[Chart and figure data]
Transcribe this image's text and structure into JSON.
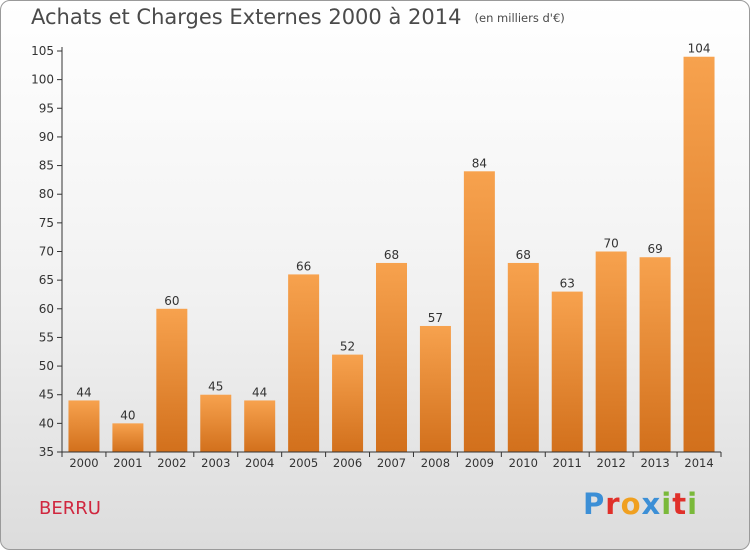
{
  "header": {
    "title": "Achats et Charges Externes 2000 à 2014",
    "unit": "(en milliers d'€)"
  },
  "footer": {
    "commune": "BERRU",
    "logo_letters": [
      "P",
      "r",
      "o",
      "x",
      "i",
      "t",
      "i"
    ]
  },
  "colors": {
    "bar_top": "#f7a24e",
    "bar_bottom": "#d2701c",
    "axis": "#333333",
    "text": "#333333",
    "logo": [
      "#3c8fd6",
      "#e0302a",
      "#f0a020",
      "#3c8fd6",
      "#7ab93a",
      "#e0302a",
      "#7ab93a"
    ]
  },
  "chart_data": {
    "type": "bar",
    "title": "Achats et Charges Externes 2000 à 2014",
    "subtitle": "(en milliers d'€)",
    "xlabel": "",
    "ylabel": "",
    "categories": [
      "2000",
      "2001",
      "2002",
      "2003",
      "2004",
      "2005",
      "2006",
      "2007",
      "2008",
      "2009",
      "2010",
      "2011",
      "2012",
      "2013",
      "2014"
    ],
    "values": [
      44,
      40,
      60,
      45,
      44,
      66,
      52,
      68,
      57,
      84,
      68,
      63,
      70,
      69,
      104
    ],
    "ylim": [
      35,
      105
    ],
    "yticks": [
      35,
      40,
      45,
      50,
      55,
      60,
      65,
      70,
      75,
      80,
      85,
      90,
      95,
      100,
      105
    ],
    "grid": false,
    "legend": "none"
  }
}
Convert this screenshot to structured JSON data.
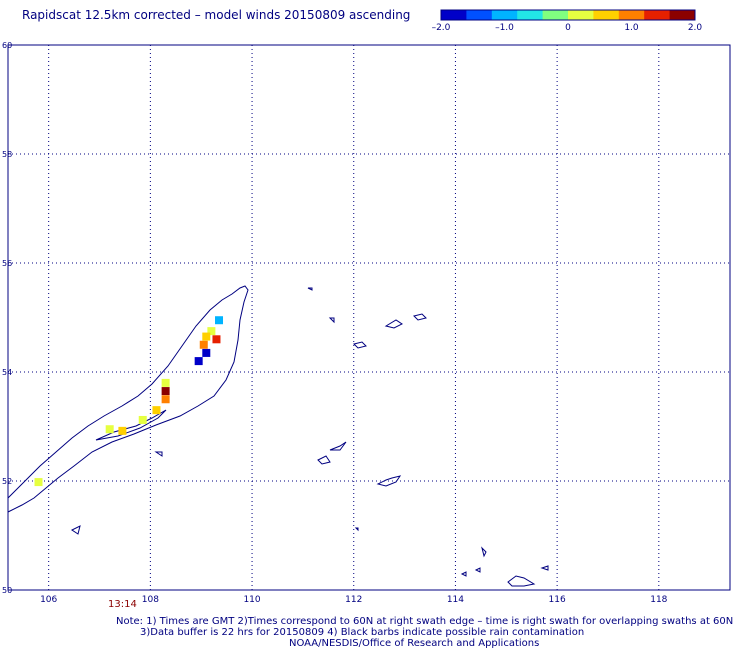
{
  "title": "Rapidscat 12.5km corrected – model winds 20150809 ascending",
  "colorbar": {
    "min": -2.0,
    "max": 2.0,
    "ticks": [
      "–2.0",
      "–1.0",
      "0",
      "1.0",
      "2.0"
    ],
    "tick_values": [
      -2.0,
      -1.0,
      0,
      1.0,
      2.0
    ],
    "colors": [
      "#0000c8",
      "#0050ff",
      "#00b4ff",
      "#22e6e6",
      "#80ff80",
      "#e6ff40",
      "#ffd000",
      "#ff8000",
      "#e62000",
      "#8b0000"
    ]
  },
  "map": {
    "lon_range": [
      105.2,
      119.4
    ],
    "lat_range": [
      50,
      60
    ],
    "lon_ticks": [
      106,
      108,
      110,
      112,
      114,
      116,
      118
    ],
    "lat_ticks": [
      50,
      52,
      54,
      56,
      58,
      60
    ],
    "lon_tick_labels": [
      "106",
      "108",
      "110",
      "112",
      "114",
      "116",
      "118"
    ],
    "lat_tick_labels": [
      "50",
      "52",
      "54",
      "56",
      "58",
      "60"
    ],
    "grid": "dotted",
    "wind_cells": [
      {
        "lon": 109.35,
        "lat": 54.95,
        "value": -1.0
      },
      {
        "lon": 109.2,
        "lat": 54.75,
        "value": 0.2
      },
      {
        "lon": 109.1,
        "lat": 54.65,
        "value": 0.6
      },
      {
        "lon": 109.3,
        "lat": 54.6,
        "value": 1.2
      },
      {
        "lon": 109.05,
        "lat": 54.5,
        "value": 0.8
      },
      {
        "lon": 109.1,
        "lat": 54.35,
        "value": -2.0
      },
      {
        "lon": 108.95,
        "lat": 54.2,
        "value": -2.0
      },
      {
        "lon": 108.3,
        "lat": 53.8,
        "value": 0.2
      },
      {
        "lon": 108.3,
        "lat": 53.65,
        "value": 2.0
      },
      {
        "lon": 108.3,
        "lat": 53.5,
        "value": 0.8
      },
      {
        "lon": 108.12,
        "lat": 53.3,
        "value": 0.6
      },
      {
        "lon": 107.85,
        "lat": 53.12,
        "value": 0.2
      },
      {
        "lon": 107.2,
        "lat": 52.95,
        "value": 0.2
      },
      {
        "lon": 107.45,
        "lat": 52.92,
        "value": 0.4
      },
      {
        "lon": 105.8,
        "lat": 51.98,
        "value": 0.2
      }
    ]
  },
  "time_label": "13:14",
  "notes": [
    "Note: 1) Times are GMT 2)Times correspond to 60N at right swath edge – time is right swath for overlapping swaths at 60N",
    "3)Data buffer is 22 hrs for 20150809 4) Black barbs indicate possible rain contamination",
    "NOAA/NESDIS/Office of Research and Applications"
  ]
}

= Exercise objective =
Return from the data every line that holds "milliers".

= Complete answer =
    "unit": "(en milliers d'€)"
    "subtitle": "(en milliers d'€)",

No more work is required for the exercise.